Repeat the listing exactly as given, omitting every image.

> [Records to process]:
* BEGIN *
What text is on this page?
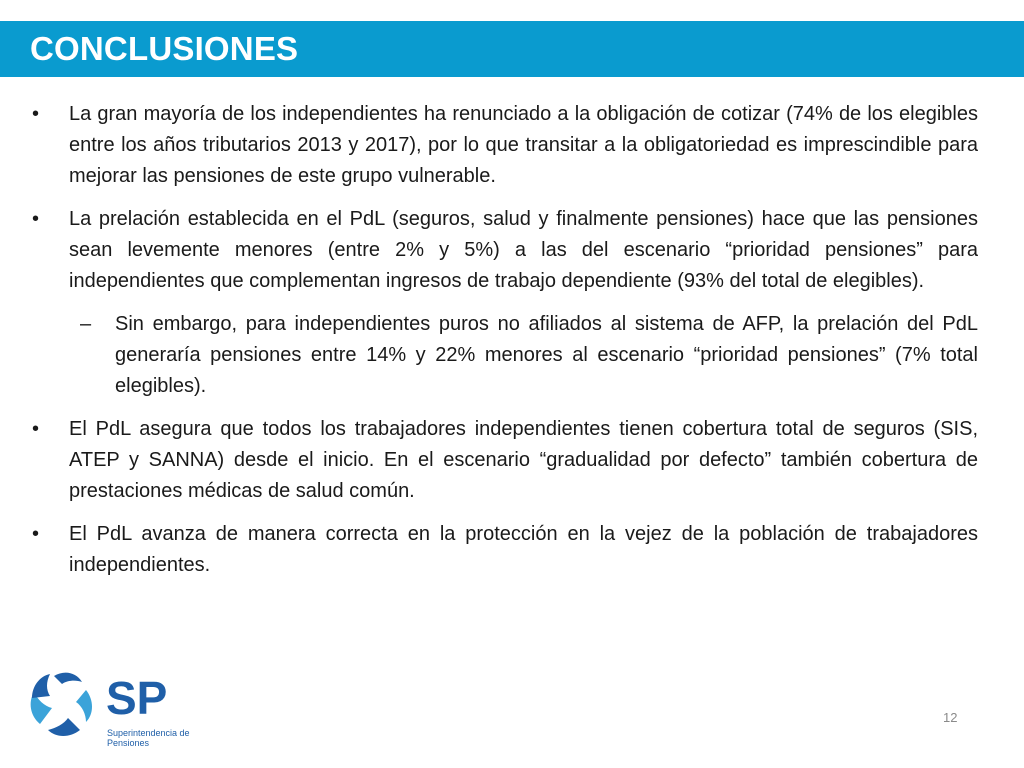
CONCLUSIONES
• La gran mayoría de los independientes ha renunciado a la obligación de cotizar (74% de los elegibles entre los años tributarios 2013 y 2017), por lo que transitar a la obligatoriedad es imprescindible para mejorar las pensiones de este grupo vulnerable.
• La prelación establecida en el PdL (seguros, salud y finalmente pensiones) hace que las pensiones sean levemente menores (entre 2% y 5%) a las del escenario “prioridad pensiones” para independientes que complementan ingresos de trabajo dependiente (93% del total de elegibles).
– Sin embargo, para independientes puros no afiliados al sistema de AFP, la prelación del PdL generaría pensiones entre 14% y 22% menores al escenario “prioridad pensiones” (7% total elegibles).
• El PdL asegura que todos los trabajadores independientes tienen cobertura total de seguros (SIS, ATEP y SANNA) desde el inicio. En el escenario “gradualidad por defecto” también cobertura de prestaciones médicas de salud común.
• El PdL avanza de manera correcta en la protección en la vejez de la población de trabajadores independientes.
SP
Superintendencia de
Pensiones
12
* END *
> [Finished task]:
What text is on this page?
CONCLUSIONES
• La gran mayoría de los independientes ha renunciado a la obligación de cotizar (74% de los elegibles entre los años tributarios 2013 y 2017), por lo que transitar a la obligatoriedad es imprescindible para mejorar las pensiones de este grupo vulnerable.
• La prelación establecida en el PdL (seguros, salud y finalmente pensiones) hace que las pensiones sean levemente menores (entre 2% y 5%) a las del escenario “prioridad pensiones” para independientes que complementan ingresos de trabajo dependiente (93% del total de elegibles).
– Sin embargo, para independientes puros no afiliados al sistema de AFP, la prelación del PdL generaría pensiones entre 14% y 22% menores al escenario “prioridad pensiones” (7% total elegibles).
• El PdL asegura que todos los trabajadores independientes tienen cobertura total de seguros (SIS, ATEP y SANNA) desde el inicio. En el escenario “gradualidad por defecto” también cobertura de prestaciones médicas de salud común.
• El PdL avanza de manera correcta en la protección en la vejez de la población de trabajadores independientes.
SP
Superintendencia de
Pensiones
12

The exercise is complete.